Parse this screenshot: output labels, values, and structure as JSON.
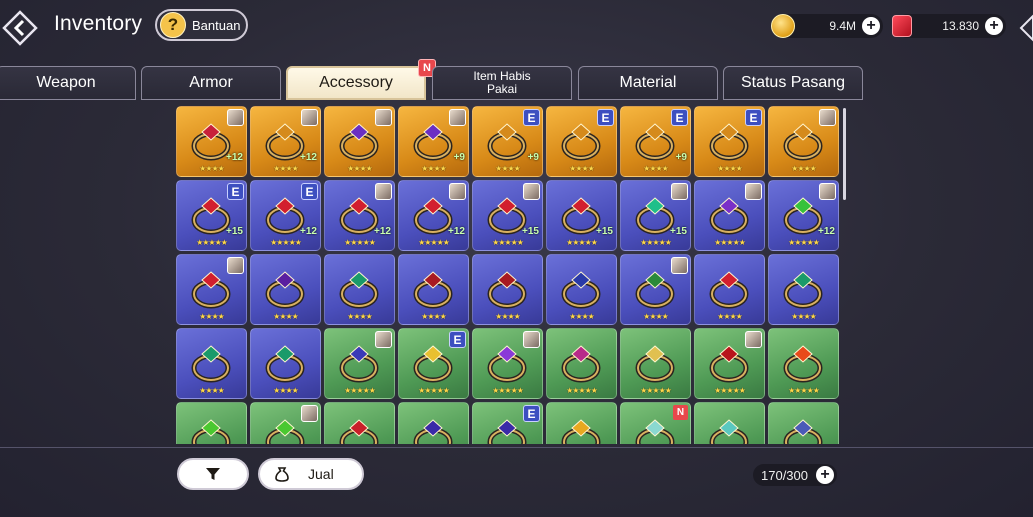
{
  "header": {
    "title": "Inventory",
    "help_label": "Bantuan",
    "help_icon": "?",
    "gold_value": "9.4M",
    "gem_value": "13.830",
    "plus_glyph": "+"
  },
  "tabs": [
    {
      "label": "Weapon"
    },
    {
      "label": "Armor"
    },
    {
      "label": "Accessory",
      "badge": "N"
    },
    {
      "label": "Item Habis Pakai"
    },
    {
      "label": "Material"
    },
    {
      "label": "Status Pasang"
    }
  ],
  "grid": {
    "items": [
      {
        "rarity": "gold",
        "gem": "#c8203a",
        "tag": "char",
        "stars": "★★★★",
        "level": "+12"
      },
      {
        "rarity": "gold",
        "gem": "#d58a1c",
        "tag": "char",
        "stars": "★★★★",
        "level": "+12"
      },
      {
        "rarity": "gold",
        "gem": "#6a2fc2",
        "tag": "char",
        "stars": "★★★★",
        "level": ""
      },
      {
        "rarity": "gold",
        "gem": "#6a2fc2",
        "tag": "char",
        "stars": "★★★★",
        "level": "+9"
      },
      {
        "rarity": "gold",
        "gem": "#d58a1c",
        "tag": "E",
        "stars": "★★★★",
        "level": "+9"
      },
      {
        "rarity": "gold",
        "gem": "#d58a1c",
        "tag": "E",
        "stars": "★★★★",
        "level": ""
      },
      {
        "rarity": "gold",
        "gem": "#d58a1c",
        "tag": "E",
        "stars": "★★★★",
        "level": "+9"
      },
      {
        "rarity": "gold",
        "gem": "#d58a1c",
        "tag": "E",
        "stars": "★★★★",
        "level": ""
      },
      {
        "rarity": "gold",
        "gem": "#d58a1c",
        "tag": "char",
        "stars": "★★★★",
        "level": ""
      },
      {
        "rarity": "purple",
        "gem": "#d21f2e",
        "tag": "E",
        "stars": "★★★★★",
        "level": "+15"
      },
      {
        "rarity": "purple",
        "gem": "#d21f2e",
        "tag": "E",
        "stars": "★★★★★",
        "level": "+12"
      },
      {
        "rarity": "purple",
        "gem": "#d21f2e",
        "tag": "char",
        "stars": "★★★★★",
        "level": "+12"
      },
      {
        "rarity": "purple",
        "gem": "#d21f2e",
        "tag": "char",
        "stars": "★★★★★",
        "level": "+12"
      },
      {
        "rarity": "purple",
        "gem": "#d21f2e",
        "tag": "char",
        "stars": "★★★★★",
        "level": "+15"
      },
      {
        "rarity": "purple",
        "gem": "#d21f2e",
        "tag": "",
        "stars": "★★★★★",
        "level": "+15"
      },
      {
        "rarity": "purple",
        "gem": "#1fbf8a",
        "tag": "char",
        "stars": "★★★★★",
        "level": "+15"
      },
      {
        "rarity": "purple",
        "gem": "#7a2fc8",
        "tag": "char",
        "stars": "★★★★★",
        "level": ""
      },
      {
        "rarity": "purple",
        "gem": "#36c23a",
        "tag": "char",
        "stars": "★★★★★",
        "level": "+12"
      },
      {
        "rarity": "purple",
        "gem": "#d21f2e",
        "tag": "char",
        "stars": "★★★★",
        "level": ""
      },
      {
        "rarity": "purple",
        "gem": "#5a1fa0",
        "tag": "",
        "stars": "★★★★",
        "level": ""
      },
      {
        "rarity": "purple",
        "gem": "#1a9a6a",
        "tag": "",
        "stars": "★★★★",
        "level": ""
      },
      {
        "rarity": "purple",
        "gem": "#a81a22",
        "tag": "",
        "stars": "★★★★",
        "level": ""
      },
      {
        "rarity": "purple",
        "gem": "#a81a22",
        "tag": "",
        "stars": "★★★★",
        "level": ""
      },
      {
        "rarity": "purple",
        "gem": "#2a3aa8",
        "tag": "",
        "stars": "★★★★",
        "level": ""
      },
      {
        "rarity": "purple",
        "gem": "#2a8a3a",
        "tag": "char",
        "stars": "★★★★",
        "level": ""
      },
      {
        "rarity": "purple",
        "gem": "#d21f2e",
        "tag": "",
        "stars": "★★★★",
        "level": ""
      },
      {
        "rarity": "purple",
        "gem": "#1a9a6a",
        "tag": "",
        "stars": "★★★★",
        "level": ""
      },
      {
        "rarity": "purple",
        "gem": "#1a9a6a",
        "tag": "",
        "stars": "★★★★",
        "level": ""
      },
      {
        "rarity": "purple",
        "gem": "#1a9a6a",
        "tag": "",
        "stars": "★★★★",
        "level": ""
      },
      {
        "rarity": "green",
        "gem": "#3a3ab8",
        "tag": "char",
        "stars": "★★★★★",
        "level": ""
      },
      {
        "rarity": "green",
        "gem": "#e8c030",
        "tag": "E",
        "stars": "★★★★★",
        "level": ""
      },
      {
        "rarity": "green",
        "gem": "#8a3ad8",
        "tag": "char",
        "stars": "★★★★★",
        "level": ""
      },
      {
        "rarity": "green",
        "gem": "#b82a8a",
        "tag": "",
        "stars": "★★★★★",
        "level": ""
      },
      {
        "rarity": "green",
        "gem": "#e0c050",
        "tag": "",
        "stars": "★★★★★",
        "level": ""
      },
      {
        "rarity": "green",
        "gem": "#b8141c",
        "tag": "char",
        "stars": "★★★★★",
        "level": ""
      },
      {
        "rarity": "green",
        "gem": "#e84a1a",
        "tag": "",
        "stars": "★★★★★",
        "level": ""
      },
      {
        "rarity": "green",
        "gem": "#4ac830",
        "tag": "",
        "stars": "",
        "level": ""
      },
      {
        "rarity": "green",
        "gem": "#4ac830",
        "tag": "char",
        "stars": "",
        "level": ""
      },
      {
        "rarity": "green",
        "gem": "#c8202a",
        "tag": "",
        "stars": "",
        "level": ""
      },
      {
        "rarity": "green",
        "gem": "#3a2aa8",
        "tag": "",
        "stars": "",
        "level": ""
      },
      {
        "rarity": "green",
        "gem": "#3a2aa8",
        "tag": "E",
        "stars": "",
        "level": ""
      },
      {
        "rarity": "green",
        "gem": "#e8a820",
        "tag": "",
        "stars": "",
        "level": ""
      },
      {
        "rarity": "green",
        "gem": "#8ad8d0",
        "tag": "N",
        "stars": "",
        "level": ""
      },
      {
        "rarity": "green",
        "gem": "#5ac8c0",
        "tag": "",
        "stars": "",
        "level": ""
      },
      {
        "rarity": "green",
        "gem": "#4a5ab8",
        "tag": "",
        "stars": "",
        "level": ""
      }
    ]
  },
  "bottom": {
    "filter_icon": "filter-icon",
    "sell_label": "Jual",
    "capacity": "170/300"
  },
  "colors": {
    "gold_rarity": "#e09a22",
    "purple_rarity": "#5a5ecb",
    "green_rarity": "#5aa860",
    "badge_red": "#e8474c",
    "e_badge": "#3d4fc0"
  }
}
-*-*-
• Task brief:
Transcribe the complete set of entries verbatim. No pictures belong in the copy.

• Completed task:
Parse this screenshot: output labels, values, and structure as JSON.
{
  "header": {
    "title": "Inventory",
    "help_label": "Bantuan",
    "help_icon": "?",
    "gold_value": "9.4M",
    "gem_value": "13.830",
    "plus_glyph": "+"
  },
  "tabs": [
    {
      "label": "Weapon"
    },
    {
      "label": "Armor"
    },
    {
      "label": "Accessory",
      "badge": "N"
    },
    {
      "label": "Item Habis Pakai"
    },
    {
      "label": "Material"
    },
    {
      "label": "Status Pasang"
    }
  ],
  "grid": {
    "items": [
      {
        "rarity": "gold",
        "gem": "#c8203a",
        "tag": "char",
        "stars": "★★★★",
        "level": "+12"
      },
      {
        "rarity": "gold",
        "gem": "#d58a1c",
        "tag": "char",
        "stars": "★★★★",
        "level": "+12"
      },
      {
        "rarity": "gold",
        "gem": "#6a2fc2",
        "tag": "char",
        "stars": "★★★★",
        "level": ""
      },
      {
        "rarity": "gold",
        "gem": "#6a2fc2",
        "tag": "char",
        "stars": "★★★★",
        "level": "+9"
      },
      {
        "rarity": "gold",
        "gem": "#d58a1c",
        "tag": "E",
        "stars": "★★★★",
        "level": "+9"
      },
      {
        "rarity": "gold",
        "gem": "#d58a1c",
        "tag": "E",
        "stars": "★★★★",
        "level": ""
      },
      {
        "rarity": "gold",
        "gem": "#d58a1c",
        "tag": "E",
        "stars": "★★★★",
        "level": "+9"
      },
      {
        "rarity": "gold",
        "gem": "#d58a1c",
        "tag": "E",
        "stars": "★★★★",
        "level": ""
      },
      {
        "rarity": "gold",
        "gem": "#d58a1c",
        "tag": "char",
        "stars": "★★★★",
        "level": ""
      },
      {
        "rarity": "purple",
        "gem": "#d21f2e",
        "tag": "E",
        "stars": "★★★★★",
        "level": "+15"
      },
      {
        "rarity": "purple",
        "gem": "#d21f2e",
        "tag": "E",
        "stars": "★★★★★",
        "level": "+12"
      },
      {
        "rarity": "purple",
        "gem": "#d21f2e",
        "tag": "char",
        "stars": "★★★★★",
        "level": "+12"
      },
      {
        "rarity": "purple",
        "gem": "#d21f2e",
        "tag": "char",
        "stars": "★★★★★",
        "level": "+12"
      },
      {
        "rarity": "purple",
        "gem": "#d21f2e",
        "tag": "char",
        "stars": "★★★★★",
        "level": "+15"
      },
      {
        "rarity": "purple",
        "gem": "#d21f2e",
        "tag": "",
        "stars": "★★★★★",
        "level": "+15"
      },
      {
        "rarity": "purple",
        "gem": "#1fbf8a",
        "tag": "char",
        "stars": "★★★★★",
        "level": "+15"
      },
      {
        "rarity": "purple",
        "gem": "#7a2fc8",
        "tag": "char",
        "stars": "★★★★★",
        "level": ""
      },
      {
        "rarity": "purple",
        "gem": "#36c23a",
        "tag": "char",
        "stars": "★★★★★",
        "level": "+12"
      },
      {
        "rarity": "purple",
        "gem": "#d21f2e",
        "tag": "char",
        "stars": "★★★★",
        "level": ""
      },
      {
        "rarity": "purple",
        "gem": "#5a1fa0",
        "tag": "",
        "stars": "★★★★",
        "level": ""
      },
      {
        "rarity": "purple",
        "gem": "#1a9a6a",
        "tag": "",
        "stars": "★★★★",
        "level": ""
      },
      {
        "rarity": "purple",
        "gem": "#a81a22",
        "tag": "",
        "stars": "★★★★",
        "level": ""
      },
      {
        "rarity": "purple",
        "gem": "#a81a22",
        "tag": "",
        "stars": "★★★★",
        "level": ""
      },
      {
        "rarity": "purple",
        "gem": "#2a3aa8",
        "tag": "",
        "stars": "★★★★",
        "level": ""
      },
      {
        "rarity": "purple",
        "gem": "#2a8a3a",
        "tag": "char",
        "stars": "★★★★",
        "level": ""
      },
      {
        "rarity": "purple",
        "gem": "#d21f2e",
        "tag": "",
        "stars": "★★★★",
        "level": ""
      },
      {
        "rarity": "purple",
        "gem": "#1a9a6a",
        "tag": "",
        "stars": "★★★★",
        "level": ""
      },
      {
        "rarity": "purple",
        "gem": "#1a9a6a",
        "tag": "",
        "stars": "★★★★",
        "level": ""
      },
      {
        "rarity": "purple",
        "gem": "#1a9a6a",
        "tag": "",
        "stars": "★★★★",
        "level": ""
      },
      {
        "rarity": "green",
        "gem": "#3a3ab8",
        "tag": "char",
        "stars": "★★★★★",
        "level": ""
      },
      {
        "rarity": "green",
        "gem": "#e8c030",
        "tag": "E",
        "stars": "★★★★★",
        "level": ""
      },
      {
        "rarity": "green",
        "gem": "#8a3ad8",
        "tag": "char",
        "stars": "★★★★★",
        "level": ""
      },
      {
        "rarity": "green",
        "gem": "#b82a8a",
        "tag": "",
        "stars": "★★★★★",
        "level": ""
      },
      {
        "rarity": "green",
        "gem": "#e0c050",
        "tag": "",
        "stars": "★★★★★",
        "level": ""
      },
      {
        "rarity": "green",
        "gem": "#b8141c",
        "tag": "char",
        "stars": "★★★★★",
        "level": ""
      },
      {
        "rarity": "green",
        "gem": "#e84a1a",
        "tag": "",
        "stars": "★★★★★",
        "level": ""
      },
      {
        "rarity": "green",
        "gem": "#4ac830",
        "tag": "",
        "stars": "",
        "level": ""
      },
      {
        "rarity": "green",
        "gem": "#4ac830",
        "tag": "char",
        "stars": "",
        "level": ""
      },
      {
        "rarity": "green",
        "gem": "#c8202a",
        "tag": "",
        "stars": "",
        "level": ""
      },
      {
        "rarity": "green",
        "gem": "#3a2aa8",
        "tag": "",
        "stars": "",
        "level": ""
      },
      {
        "rarity": "green",
        "gem": "#3a2aa8",
        "tag": "E",
        "stars": "",
        "level": ""
      },
      {
        "rarity": "green",
        "gem": "#e8a820",
        "tag": "",
        "stars": "",
        "level": ""
      },
      {
        "rarity": "green",
        "gem": "#8ad8d0",
        "tag": "N",
        "stars": "",
        "level": ""
      },
      {
        "rarity": "green",
        "gem": "#5ac8c0",
        "tag": "",
        "stars": "",
        "level": ""
      },
      {
        "rarity": "green",
        "gem": "#4a5ab8",
        "tag": "",
        "stars": "",
        "level": ""
      }
    ]
  },
  "bottom": {
    "filter_icon": "filter-icon",
    "sell_label": "Jual",
    "capacity": "170/300"
  },
  "colors": {
    "gold_rarity": "#e09a22",
    "purple_rarity": "#5a5ecb",
    "green_rarity": "#5aa860",
    "badge_red": "#e8474c",
    "e_badge": "#3d4fc0"
  }
}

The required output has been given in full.